#### Data shown ####
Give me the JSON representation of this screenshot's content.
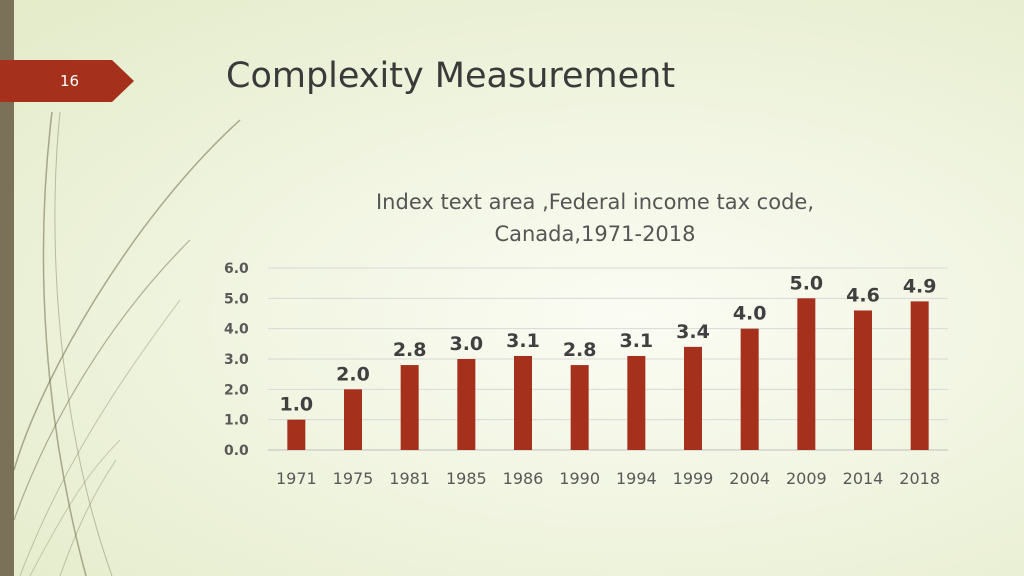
{
  "slide": {
    "number": "16",
    "title": "Complexity Measurement"
  },
  "colors": {
    "bar": "#a5311c",
    "tab": "#a5311c",
    "sidebar": "#7a7158",
    "decor_line": "#6f6a4a",
    "grid": "#d9d9d9",
    "label": "#404040"
  },
  "chart_data": {
    "type": "bar",
    "title_lines": [
      "Index text area ,Federal income tax code,",
      "Canada,1971-2018"
    ],
    "categories": [
      "1971",
      "1975",
      "1981",
      "1985",
      "1986",
      "1990",
      "1994",
      "1999",
      "2004",
      "2009",
      "2014",
      "2018"
    ],
    "values": [
      1.0,
      2.0,
      2.8,
      3.0,
      3.1,
      2.8,
      3.1,
      3.4,
      4.0,
      5.0,
      4.6,
      4.9
    ],
    "value_labels": [
      "1.0",
      "2.0",
      "2.8",
      "3.0",
      "3.1",
      "2.8",
      "3.1",
      "3.4",
      "4.0",
      "5.0",
      "4.6",
      "4.9"
    ],
    "ylim": [
      0,
      6
    ],
    "yticks": [
      "0.0",
      "1.0",
      "2.0",
      "3.0",
      "4.0",
      "5.0",
      "6.0"
    ],
    "xlabel": "",
    "ylabel": "",
    "grid": true,
    "legend": "none"
  }
}
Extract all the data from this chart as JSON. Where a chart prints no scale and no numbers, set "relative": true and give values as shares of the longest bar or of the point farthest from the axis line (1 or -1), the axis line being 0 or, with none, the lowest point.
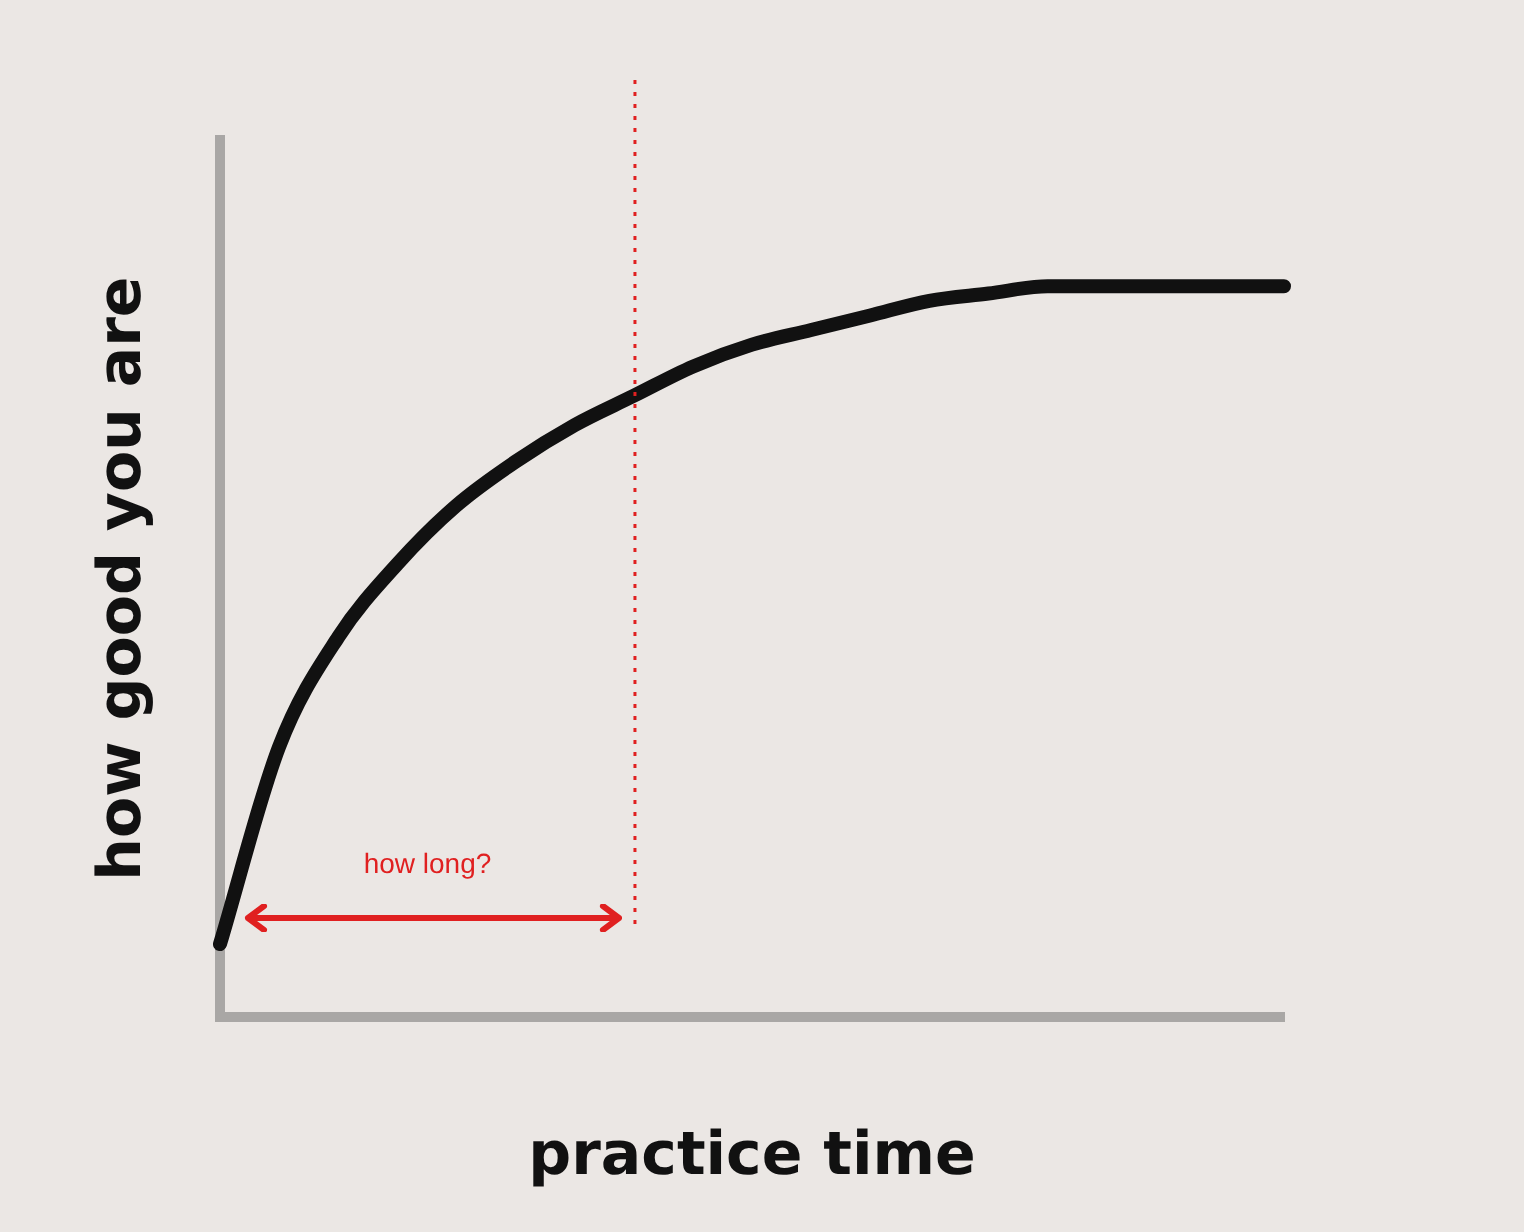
{
  "chart_data": {
    "type": "line",
    "relative": true,
    "xlabel": "practice time",
    "ylabel": "how good you are",
    "categories": [
      null,
      null,
      null,
      null,
      null,
      null,
      null,
      null,
      null,
      null,
      null,
      null,
      null,
      null,
      null,
      null,
      null,
      null,
      null
    ],
    "series": [
      {
        "color": "#111111",
        "values": [
          0.1,
          0.37,
          0.52,
          0.62,
          0.7,
          0.76,
          0.81,
          0.85,
          0.89,
          0.92,
          0.94,
          0.96,
          0.98,
          0.99,
          1,
          1,
          1,
          1,
          1
        ]
      }
    ],
    "annotations": [
      "how long?"
    ],
    "grid": false,
    "legend": false,
    "marker": "none"
  }
}
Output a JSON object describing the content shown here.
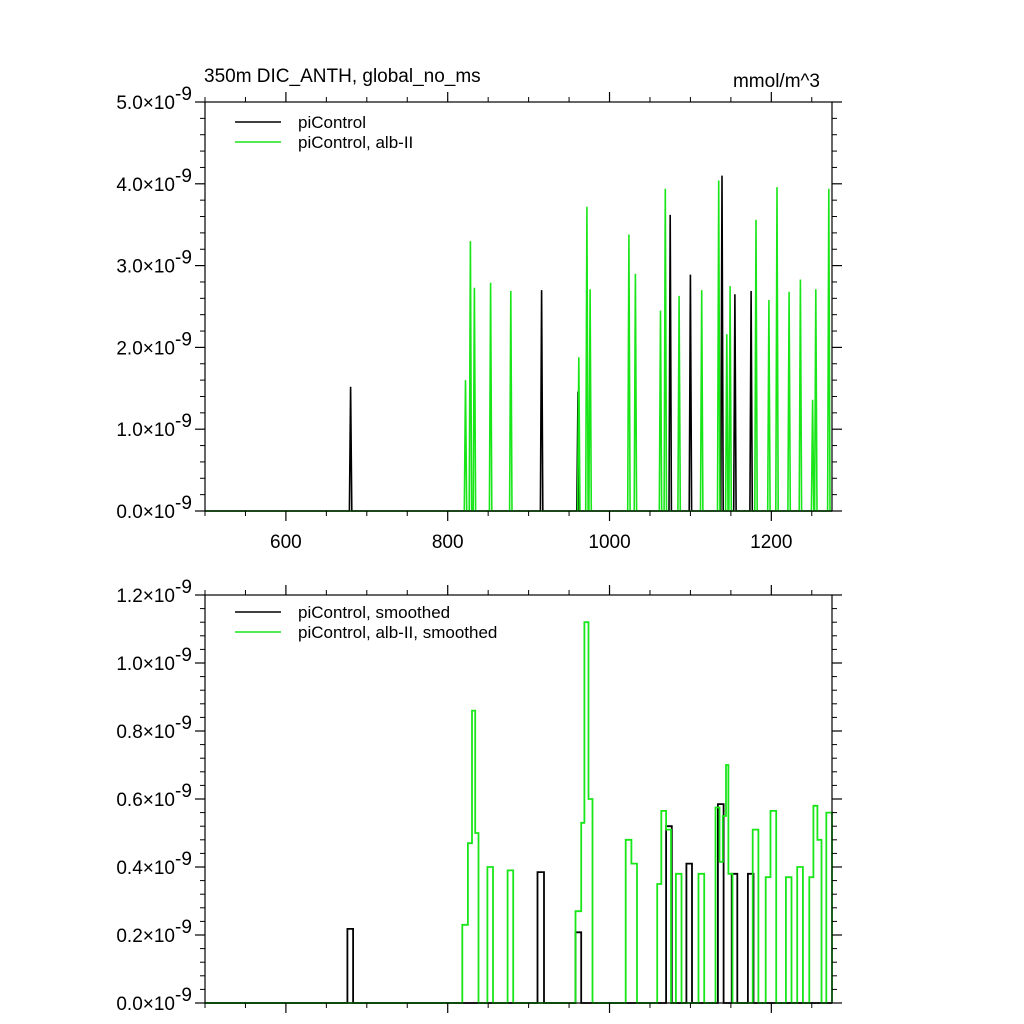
{
  "colors": {
    "control": "#000000",
    "alb": "#19e619",
    "axis": "#000000",
    "background": "#ffffff"
  },
  "chart_data": [
    {
      "type": "line",
      "step": true,
      "title": "350m DIC_ANTH, global_no_ms",
      "units": "mmol/m^3",
      "xlim": [
        500,
        1275
      ],
      "ylim": [
        0,
        5e-09
      ],
      "x_ticks": [
        600,
        800,
        1000,
        1200
      ],
      "x_tick_labels": [
        "600",
        "800",
        "1000",
        "1200"
      ],
      "y_ticks": [
        0,
        1e-09,
        2e-09,
        3e-09,
        4e-09,
        5e-09
      ],
      "y_tick_labels": [
        {
          "mant": "0.0",
          "exp": "-9"
        },
        {
          "mant": "1.0",
          "exp": "-9"
        },
        {
          "mant": "2.0",
          "exp": "-9"
        },
        {
          "mant": "3.0",
          "exp": "-9"
        },
        {
          "mant": "4.0",
          "exp": "-9"
        },
        {
          "mant": "5.0",
          "exp": "-9"
        }
      ],
      "legend": {
        "position": "top-left",
        "entries": [
          "piControl",
          "piControl, alb-II"
        ]
      },
      "series": [
        {
          "name": "piControl",
          "color_key": "control",
          "spikes": [
            [
              680,
              1.52e-09
            ],
            [
              916,
              2.7e-09
            ],
            [
              961,
              1.46e-09
            ],
            [
              1075,
              3.62e-09
            ],
            [
              1100,
              2.89e-09
            ],
            [
              1139,
              4.1e-09
            ],
            [
              1155,
              2.65e-09
            ],
            [
              1175,
              2.69e-09
            ]
          ]
        },
        {
          "name": "piControl, alb-II",
          "color_key": "alb",
          "spikes": [
            [
              822,
              1.6e-09
            ],
            [
              828,
              3.3e-09
            ],
            [
              833,
              2.73e-09
            ],
            [
              853,
              2.79e-09
            ],
            [
              878,
              2.69e-09
            ],
            [
              962,
              1.88e-09
            ],
            [
              972,
              3.72e-09
            ],
            [
              976,
              2.71e-09
            ],
            [
              1024,
              3.38e-09
            ],
            [
              1032,
              2.9e-09
            ],
            [
              1063,
              2.45e-09
            ],
            [
              1069,
              3.94e-09
            ],
            [
              1086,
              2.63e-09
            ],
            [
              1114,
              2.7e-09
            ],
            [
              1135,
              4.04e-09
            ],
            [
              1145,
              2.16e-09
            ],
            [
              1149,
              2.75e-09
            ],
            [
              1181,
              3.56e-09
            ],
            [
              1197,
              2.58e-09
            ],
            [
              1207,
              3.96e-09
            ],
            [
              1222,
              2.68e-09
            ],
            [
              1236,
              2.83e-09
            ],
            [
              1251,
              1.36e-09
            ],
            [
              1255,
              2.71e-09
            ],
            [
              1271,
              3.94e-09
            ]
          ]
        }
      ]
    },
    {
      "type": "line",
      "step": true,
      "xlim": [
        500,
        1275
      ],
      "ylim": [
        0,
        1.2e-09
      ],
      "x_ticks": [
        600,
        800,
        1000,
        1200
      ],
      "y_ticks": [
        0,
        2e-10,
        4e-10,
        6e-10,
        8e-10,
        1e-09,
        1.2e-09
      ],
      "y_tick_labels": [
        {
          "mant": "0.0",
          "exp": "-9"
        },
        {
          "mant": "0.2",
          "exp": "-9"
        },
        {
          "mant": "0.4",
          "exp": "-9"
        },
        {
          "mant": "0.6",
          "exp": "-9"
        },
        {
          "mant": "0.8",
          "exp": "-9"
        },
        {
          "mant": "1.0",
          "exp": "-9"
        },
        {
          "mant": "1.2",
          "exp": "-9"
        }
      ],
      "legend": {
        "position": "top-left",
        "entries": [
          "piControl, smoothed",
          "piControl, alb-II, smoothed"
        ]
      },
      "series": [
        {
          "name": "piControl, smoothed",
          "color_key": "control",
          "steps": [
            [
              500,
              0
            ],
            [
              676,
              2.18e-10
            ],
            [
              683,
              0
            ],
            [
              911,
              3.85e-10
            ],
            [
              919,
              0
            ],
            [
              958,
              2.08e-10
            ],
            [
              965,
              0
            ],
            [
              1070,
              5.2e-10
            ],
            [
              1077,
              0
            ],
            [
              1095,
              4.1e-10
            ],
            [
              1102,
              0
            ],
            [
              1134,
              5.85e-10
            ],
            [
              1141,
              0
            ],
            [
              1151,
              3.8e-10
            ],
            [
              1158,
              0
            ],
            [
              1171,
              3.8e-10
            ],
            [
              1178,
              0
            ],
            [
              1275,
              0
            ]
          ]
        },
        {
          "name": "piControl, alb-II, smoothed",
          "color_key": "alb",
          "steps": [
            [
              500,
              0
            ],
            [
              818,
              2.3e-10
            ],
            [
              825,
              4.7e-10
            ],
            [
              830,
              8.6e-10
            ],
            [
              834,
              5e-10
            ],
            [
              838,
              0
            ],
            [
              849,
              4e-10
            ],
            [
              856,
              0
            ],
            [
              874,
              3.9e-10
            ],
            [
              881,
              0
            ],
            [
              958,
              2.7e-10
            ],
            [
              965,
              5.3e-10
            ],
            [
              969,
              1.12e-09
            ],
            [
              974,
              6e-10
            ],
            [
              979,
              0
            ],
            [
              1020,
              4.8e-10
            ],
            [
              1027,
              4.1e-10
            ],
            [
              1034,
              0
            ],
            [
              1059,
              3.5e-10
            ],
            [
              1064,
              5.65e-10
            ],
            [
              1070,
              5.1e-10
            ],
            [
              1076,
              0
            ],
            [
              1082,
              3.8e-10
            ],
            [
              1089,
              0
            ],
            [
              1110,
              3.8e-10
            ],
            [
              1117,
              0
            ],
            [
              1131,
              5.75e-10
            ],
            [
              1136,
              4.15e-10
            ],
            [
              1140,
              5.5e-10
            ],
            [
              1144,
              7e-10
            ],
            [
              1147,
              3.8e-10
            ],
            [
              1152,
              0
            ],
            [
              1177,
              5.1e-10
            ],
            [
              1184,
              0
            ],
            [
              1193,
              3.7e-10
            ],
            [
              1199,
              5.65e-10
            ],
            [
              1206,
              0
            ],
            [
              1218,
              3.7e-10
            ],
            [
              1225,
              0
            ],
            [
              1232,
              4e-10
            ],
            [
              1239,
              0
            ],
            [
              1247,
              3.7e-10
            ],
            [
              1252,
              5.8e-10
            ],
            [
              1257,
              4.8e-10
            ],
            [
              1262,
              0
            ],
            [
              1268,
              5.6e-10
            ],
            [
              1275,
              0
            ]
          ]
        }
      ]
    }
  ]
}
####
(Exercise directions): Answer with one number: how many lines in the listing hold "axis".

(Answer below): 2